--- start of LISTED ENTRIES ---

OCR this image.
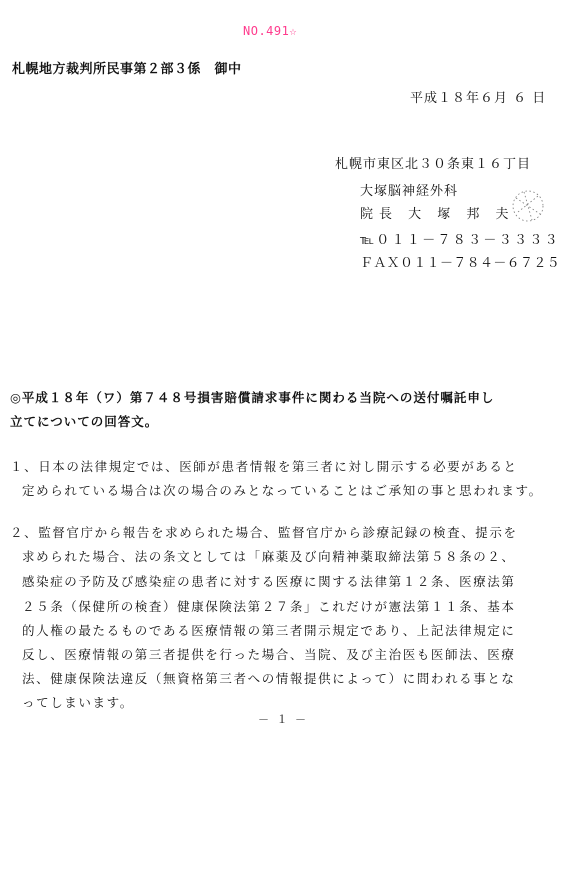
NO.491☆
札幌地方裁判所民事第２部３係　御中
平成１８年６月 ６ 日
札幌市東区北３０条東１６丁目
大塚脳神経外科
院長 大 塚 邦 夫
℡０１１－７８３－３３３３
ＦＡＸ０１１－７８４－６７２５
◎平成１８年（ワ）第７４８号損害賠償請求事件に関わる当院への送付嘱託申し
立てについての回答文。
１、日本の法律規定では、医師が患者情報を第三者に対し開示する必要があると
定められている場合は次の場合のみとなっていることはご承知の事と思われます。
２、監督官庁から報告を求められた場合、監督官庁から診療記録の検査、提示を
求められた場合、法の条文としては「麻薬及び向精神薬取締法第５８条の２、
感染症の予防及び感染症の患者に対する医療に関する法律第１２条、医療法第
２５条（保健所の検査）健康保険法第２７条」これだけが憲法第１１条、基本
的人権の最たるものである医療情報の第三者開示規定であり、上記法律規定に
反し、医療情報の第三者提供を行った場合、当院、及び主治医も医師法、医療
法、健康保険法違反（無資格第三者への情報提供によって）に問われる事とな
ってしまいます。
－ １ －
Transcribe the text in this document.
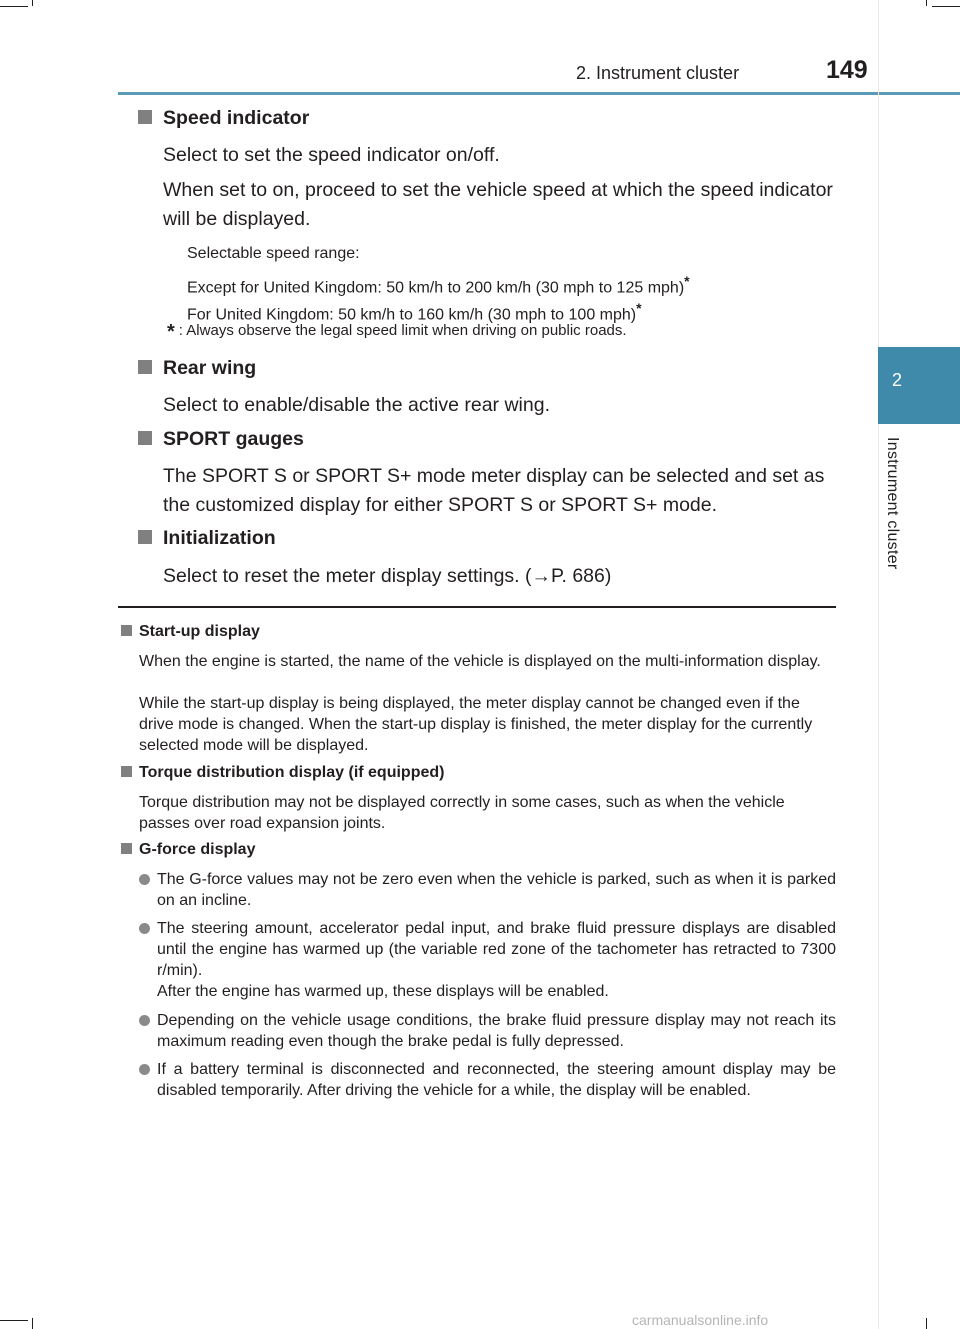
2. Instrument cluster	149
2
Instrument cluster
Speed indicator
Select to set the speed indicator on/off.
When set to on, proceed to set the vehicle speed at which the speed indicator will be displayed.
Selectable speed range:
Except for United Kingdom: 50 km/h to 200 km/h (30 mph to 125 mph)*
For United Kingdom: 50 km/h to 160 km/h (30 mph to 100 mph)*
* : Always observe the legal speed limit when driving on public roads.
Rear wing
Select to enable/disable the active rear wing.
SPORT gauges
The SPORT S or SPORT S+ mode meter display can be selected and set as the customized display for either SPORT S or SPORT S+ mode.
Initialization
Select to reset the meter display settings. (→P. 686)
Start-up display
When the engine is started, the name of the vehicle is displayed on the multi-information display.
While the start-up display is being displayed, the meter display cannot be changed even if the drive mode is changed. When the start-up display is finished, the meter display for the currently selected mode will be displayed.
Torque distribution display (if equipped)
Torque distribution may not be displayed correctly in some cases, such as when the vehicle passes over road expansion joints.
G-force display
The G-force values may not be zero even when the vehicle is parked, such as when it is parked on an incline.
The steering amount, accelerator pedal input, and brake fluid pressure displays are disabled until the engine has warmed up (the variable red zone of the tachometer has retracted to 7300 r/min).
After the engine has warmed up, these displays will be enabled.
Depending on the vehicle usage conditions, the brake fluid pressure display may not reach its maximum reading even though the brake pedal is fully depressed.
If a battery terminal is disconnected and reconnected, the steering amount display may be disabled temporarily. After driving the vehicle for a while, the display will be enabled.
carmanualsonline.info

--- end of LISTED ENTRIES ---

TASK DETAILS :: Tally the lines of the listing that include "mode". Reply with nothing but the count.

WORKED SOLUTION :: 2